|Title||A method of establishing a transect for biodiversity and ecosystem function monitoring across Europe|
|Author(s)||Stone, D.; Blomkvist, P.; Hendriksen, N.B.; Bonkowski, M.; Jørgensen, H.B.; Carvalho, F.; Dunbar, M.B.; Gardi, C.; Geisen, S.; Griffiths, R.; Hug, A.S.; Jensen, J.; Laudon, H.; Mendes, S.; Morais, P.V.; Orgiazzi, A.; Plassart, P.; Römbke, J.; Rutgers, M.; Schmelz, R.M.; Sousa, J.P.; Steenbergen, E.; Suhadolc, M.; Winding, A.; Zupan, M.; Lemanceau, P.; Creamer, R.E.|
|Source||Applied Soil Ecology 97 (2016). - ISSN 0929-1393 - p. 3 - 11.|
|Publication type||Refereed Article in a scientific journal|
|Keyword(s)||Ecosystem function - Europe - Monitoring - Range of soil biodiversity - Soil - Soil biodiversity - Standard operating procedures|
The establishment of the range of soil biodiversity found within European soils is needed to guide EU policy development regarding the protection of soil. Such a base-line should be collated from a wide-ranging sampling campaign to ensure that soil biodiversity from the majority of soil types, land-use or management systems, and European climatic (bio-geographical zones) were included. This paper reports the design and testing of a method to achieve the large scale sampling associated with the establishment of such a baseline, carried out within the remit of the EcoFINDERS project, and outlines points to consider when such a task is undertaken. Applying a GIS spatial selection process, a sampling campaign was undertaken by 13 EcoFINDERS partners across 11 countries providing data on the range of indicators of biodiversity and ecosystem functions including; micro and meso fauna biodiversity, extracellular enzyme activity, PLFA and community level physiological profiling (MicroResp™ and Biolog™). Physical, chemical and bio-geographical parameters of the 81 sites sampled were used to determine whether the model predicted a wide enough range of sites to allow assessment of the biodiversity indicators tested.Discrimination between the major bio-geographical zones of Atlantic and Continental was possible for all land-use types. Boreal and Alpine zones only allowed discrimination in the most common land-use type for that area e.g. forestry and grassland sites, respectively, while the Mediterranean zone did not have enough sites sampled to draw conclusions across all land-use types. The method used allowed the inclusion of a range of land-uses in both the model prediction stage and the final sites sampled. The establishment of the range of soil biodiversity across Europe is possible, though a larger targeted campaign is recommended. The techniques applied within the EcoFINDERS sampling would be applicable to a larger campaign.

_DATA SHOWN_
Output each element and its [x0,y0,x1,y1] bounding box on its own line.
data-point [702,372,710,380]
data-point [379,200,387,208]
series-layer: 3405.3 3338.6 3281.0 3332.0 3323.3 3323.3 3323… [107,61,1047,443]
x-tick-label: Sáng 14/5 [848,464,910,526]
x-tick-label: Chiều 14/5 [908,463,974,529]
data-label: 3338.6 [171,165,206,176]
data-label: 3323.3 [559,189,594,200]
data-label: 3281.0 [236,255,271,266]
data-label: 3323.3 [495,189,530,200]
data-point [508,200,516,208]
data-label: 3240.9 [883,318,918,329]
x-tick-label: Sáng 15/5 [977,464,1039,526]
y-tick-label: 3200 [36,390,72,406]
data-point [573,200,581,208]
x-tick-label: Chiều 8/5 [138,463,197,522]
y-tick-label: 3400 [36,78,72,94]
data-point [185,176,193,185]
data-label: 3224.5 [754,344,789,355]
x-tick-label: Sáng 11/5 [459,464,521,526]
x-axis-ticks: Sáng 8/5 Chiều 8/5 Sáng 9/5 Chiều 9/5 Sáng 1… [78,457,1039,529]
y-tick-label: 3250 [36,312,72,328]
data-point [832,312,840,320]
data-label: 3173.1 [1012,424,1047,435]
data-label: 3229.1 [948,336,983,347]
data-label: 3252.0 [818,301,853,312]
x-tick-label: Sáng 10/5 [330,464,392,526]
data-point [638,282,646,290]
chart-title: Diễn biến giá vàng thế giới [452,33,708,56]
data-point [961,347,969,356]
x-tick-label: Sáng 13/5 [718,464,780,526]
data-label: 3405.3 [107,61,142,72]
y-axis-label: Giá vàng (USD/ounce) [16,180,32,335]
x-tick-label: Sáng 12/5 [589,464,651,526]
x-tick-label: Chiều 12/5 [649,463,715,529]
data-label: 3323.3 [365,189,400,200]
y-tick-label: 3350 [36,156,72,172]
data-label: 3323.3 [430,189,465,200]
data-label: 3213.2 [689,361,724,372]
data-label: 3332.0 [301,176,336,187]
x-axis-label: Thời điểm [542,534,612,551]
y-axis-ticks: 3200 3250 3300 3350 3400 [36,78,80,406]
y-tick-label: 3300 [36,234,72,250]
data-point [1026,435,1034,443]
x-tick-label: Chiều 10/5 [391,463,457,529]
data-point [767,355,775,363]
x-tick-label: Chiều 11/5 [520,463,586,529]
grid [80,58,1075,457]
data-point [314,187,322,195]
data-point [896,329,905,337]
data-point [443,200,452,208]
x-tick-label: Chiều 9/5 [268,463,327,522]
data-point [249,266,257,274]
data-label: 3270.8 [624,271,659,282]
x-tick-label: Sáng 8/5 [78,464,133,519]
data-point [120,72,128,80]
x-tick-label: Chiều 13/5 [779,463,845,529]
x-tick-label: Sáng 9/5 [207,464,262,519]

_INSTRUCTIONS TO FOLLOW_
Please condense the paragraph beginning "The establishment of the range of soil biodiversity" in the abstract on soil biodiversity monitoring into a short bulleted list that keeps its main facts.

_TASK ANSWER_
- The EU needs a baseline of the range of soil biodiversity in European soils to guide policy on soil protection. It should come from a wide sampling campaign covering most soil types, land uses or management systems, and bio-geographical zones.
- The paper reports the design and testing of a large-scale sampling method within the EcoFINDERS project.
- Sites were chosen with a GIS spatial selection process. 13 partners in 11 countries sampled 81 sites.
- Measured indicators included micro and meso fauna biodiversity, extracellular enzyme activity, PLFA, and community level physiological profiling (MicroResp™ and Biolog™).
- The Atlantic and Continental zones could be distinguished for all land-use types.
- The Boreal and Alpine zones could be distinguished only for their most common land use: forestry and grassland, respectively.
- The Mediterranean zone had too few sites to support conclusions.
- The method included a range of land uses at both the model prediction stage and the final sampling stage.
- Establishing the range of soil biodiversity across Europe is possible. A larger targeted campaign is recommended, and the EcoFINDERS techniques would apply to it.